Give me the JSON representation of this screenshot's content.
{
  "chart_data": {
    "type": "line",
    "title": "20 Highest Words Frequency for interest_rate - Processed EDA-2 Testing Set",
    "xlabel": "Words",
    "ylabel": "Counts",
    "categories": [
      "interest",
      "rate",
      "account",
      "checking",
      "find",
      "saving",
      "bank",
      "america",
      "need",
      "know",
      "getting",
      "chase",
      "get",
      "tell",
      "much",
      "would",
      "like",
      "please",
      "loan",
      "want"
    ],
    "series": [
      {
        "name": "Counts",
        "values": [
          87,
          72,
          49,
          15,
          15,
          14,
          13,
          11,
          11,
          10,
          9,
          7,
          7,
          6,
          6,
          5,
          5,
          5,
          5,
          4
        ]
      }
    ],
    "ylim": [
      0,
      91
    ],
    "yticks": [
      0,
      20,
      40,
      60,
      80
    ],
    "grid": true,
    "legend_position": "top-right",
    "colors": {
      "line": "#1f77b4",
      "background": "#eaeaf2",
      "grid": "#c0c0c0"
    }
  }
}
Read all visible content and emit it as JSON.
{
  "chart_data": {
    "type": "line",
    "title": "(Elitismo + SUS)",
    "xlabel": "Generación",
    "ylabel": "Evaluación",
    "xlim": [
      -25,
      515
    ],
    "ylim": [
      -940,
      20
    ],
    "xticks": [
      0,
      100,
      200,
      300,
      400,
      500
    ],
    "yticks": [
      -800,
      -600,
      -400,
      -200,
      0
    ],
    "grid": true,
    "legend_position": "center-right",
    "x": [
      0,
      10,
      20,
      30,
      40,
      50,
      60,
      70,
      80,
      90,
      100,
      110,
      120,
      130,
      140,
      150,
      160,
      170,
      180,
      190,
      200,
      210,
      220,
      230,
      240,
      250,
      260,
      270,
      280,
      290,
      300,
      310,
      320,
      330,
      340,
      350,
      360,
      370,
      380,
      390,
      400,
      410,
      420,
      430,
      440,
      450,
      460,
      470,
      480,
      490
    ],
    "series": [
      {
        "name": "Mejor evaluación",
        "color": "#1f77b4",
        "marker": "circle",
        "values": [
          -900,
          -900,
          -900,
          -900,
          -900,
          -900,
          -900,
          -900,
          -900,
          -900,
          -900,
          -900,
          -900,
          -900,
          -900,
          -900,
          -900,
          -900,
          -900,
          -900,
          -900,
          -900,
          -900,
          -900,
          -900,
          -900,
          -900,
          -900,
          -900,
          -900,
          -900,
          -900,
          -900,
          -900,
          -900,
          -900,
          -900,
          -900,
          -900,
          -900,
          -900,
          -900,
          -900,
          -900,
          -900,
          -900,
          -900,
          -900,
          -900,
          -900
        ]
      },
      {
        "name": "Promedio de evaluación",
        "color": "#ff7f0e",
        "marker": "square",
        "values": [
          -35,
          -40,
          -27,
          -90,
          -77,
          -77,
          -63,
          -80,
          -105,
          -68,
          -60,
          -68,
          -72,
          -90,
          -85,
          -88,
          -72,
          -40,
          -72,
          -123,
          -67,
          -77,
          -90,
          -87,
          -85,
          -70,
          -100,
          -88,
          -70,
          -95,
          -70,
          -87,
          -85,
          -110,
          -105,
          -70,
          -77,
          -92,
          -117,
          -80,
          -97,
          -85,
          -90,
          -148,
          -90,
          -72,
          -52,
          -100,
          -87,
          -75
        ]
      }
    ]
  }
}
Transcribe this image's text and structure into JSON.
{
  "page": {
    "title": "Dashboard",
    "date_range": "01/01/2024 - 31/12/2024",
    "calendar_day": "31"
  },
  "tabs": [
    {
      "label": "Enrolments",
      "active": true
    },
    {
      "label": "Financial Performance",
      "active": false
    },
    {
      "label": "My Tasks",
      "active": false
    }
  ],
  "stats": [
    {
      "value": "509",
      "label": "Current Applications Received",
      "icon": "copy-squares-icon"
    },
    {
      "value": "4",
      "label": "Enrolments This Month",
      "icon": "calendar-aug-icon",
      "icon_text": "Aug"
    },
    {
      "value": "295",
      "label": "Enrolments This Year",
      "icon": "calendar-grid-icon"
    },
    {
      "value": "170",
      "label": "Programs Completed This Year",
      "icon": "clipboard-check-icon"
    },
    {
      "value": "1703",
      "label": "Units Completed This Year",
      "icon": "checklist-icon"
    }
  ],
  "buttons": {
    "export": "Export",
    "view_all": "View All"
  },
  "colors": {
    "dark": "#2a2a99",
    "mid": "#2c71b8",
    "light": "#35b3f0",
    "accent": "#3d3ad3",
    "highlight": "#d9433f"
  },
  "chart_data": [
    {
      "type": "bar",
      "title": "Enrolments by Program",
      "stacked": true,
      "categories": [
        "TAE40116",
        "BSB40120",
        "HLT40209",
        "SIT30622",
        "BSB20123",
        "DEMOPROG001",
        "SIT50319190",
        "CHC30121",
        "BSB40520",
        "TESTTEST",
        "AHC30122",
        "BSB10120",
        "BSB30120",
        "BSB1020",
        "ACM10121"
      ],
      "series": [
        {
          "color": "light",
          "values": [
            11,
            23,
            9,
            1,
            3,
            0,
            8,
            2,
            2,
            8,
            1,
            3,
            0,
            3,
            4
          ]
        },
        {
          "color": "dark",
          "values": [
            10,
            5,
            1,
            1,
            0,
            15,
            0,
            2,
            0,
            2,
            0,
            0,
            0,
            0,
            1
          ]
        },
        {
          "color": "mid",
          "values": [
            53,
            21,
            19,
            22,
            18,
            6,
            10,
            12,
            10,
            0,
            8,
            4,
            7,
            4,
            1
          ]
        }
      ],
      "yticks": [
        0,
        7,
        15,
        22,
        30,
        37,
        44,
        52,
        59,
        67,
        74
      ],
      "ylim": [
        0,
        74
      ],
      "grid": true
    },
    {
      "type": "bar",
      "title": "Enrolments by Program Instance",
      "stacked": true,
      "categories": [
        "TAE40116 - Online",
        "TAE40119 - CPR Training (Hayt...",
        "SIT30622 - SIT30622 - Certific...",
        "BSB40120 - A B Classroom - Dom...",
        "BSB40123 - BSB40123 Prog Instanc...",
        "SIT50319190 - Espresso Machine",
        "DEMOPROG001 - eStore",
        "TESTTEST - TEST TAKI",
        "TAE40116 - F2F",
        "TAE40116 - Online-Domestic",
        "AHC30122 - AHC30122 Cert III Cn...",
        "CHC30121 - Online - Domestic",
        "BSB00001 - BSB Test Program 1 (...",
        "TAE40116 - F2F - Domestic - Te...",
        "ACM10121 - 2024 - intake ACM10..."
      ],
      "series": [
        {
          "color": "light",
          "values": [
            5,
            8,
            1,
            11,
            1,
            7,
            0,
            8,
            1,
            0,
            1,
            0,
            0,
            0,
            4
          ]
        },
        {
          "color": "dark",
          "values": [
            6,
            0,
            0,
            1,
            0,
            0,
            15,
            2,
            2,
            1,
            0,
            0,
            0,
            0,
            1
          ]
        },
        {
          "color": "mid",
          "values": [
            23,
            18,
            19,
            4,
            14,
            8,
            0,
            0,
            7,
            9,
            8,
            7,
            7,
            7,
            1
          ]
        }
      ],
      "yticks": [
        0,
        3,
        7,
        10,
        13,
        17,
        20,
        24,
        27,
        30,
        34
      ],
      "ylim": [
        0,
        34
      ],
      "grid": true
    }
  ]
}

----

▶ What needs to be done
List all lines in the material containing the string "title".

▶ The response
    "title": "20 Highest Words Frequency for interest_rate - Processed EDA-2 Testing Set",
    "title": "(Elitismo + SUS)",
    "title": "Dashboard",
      "title": "Enrolments by Program",
      "title": "Enrolments by Program Instance",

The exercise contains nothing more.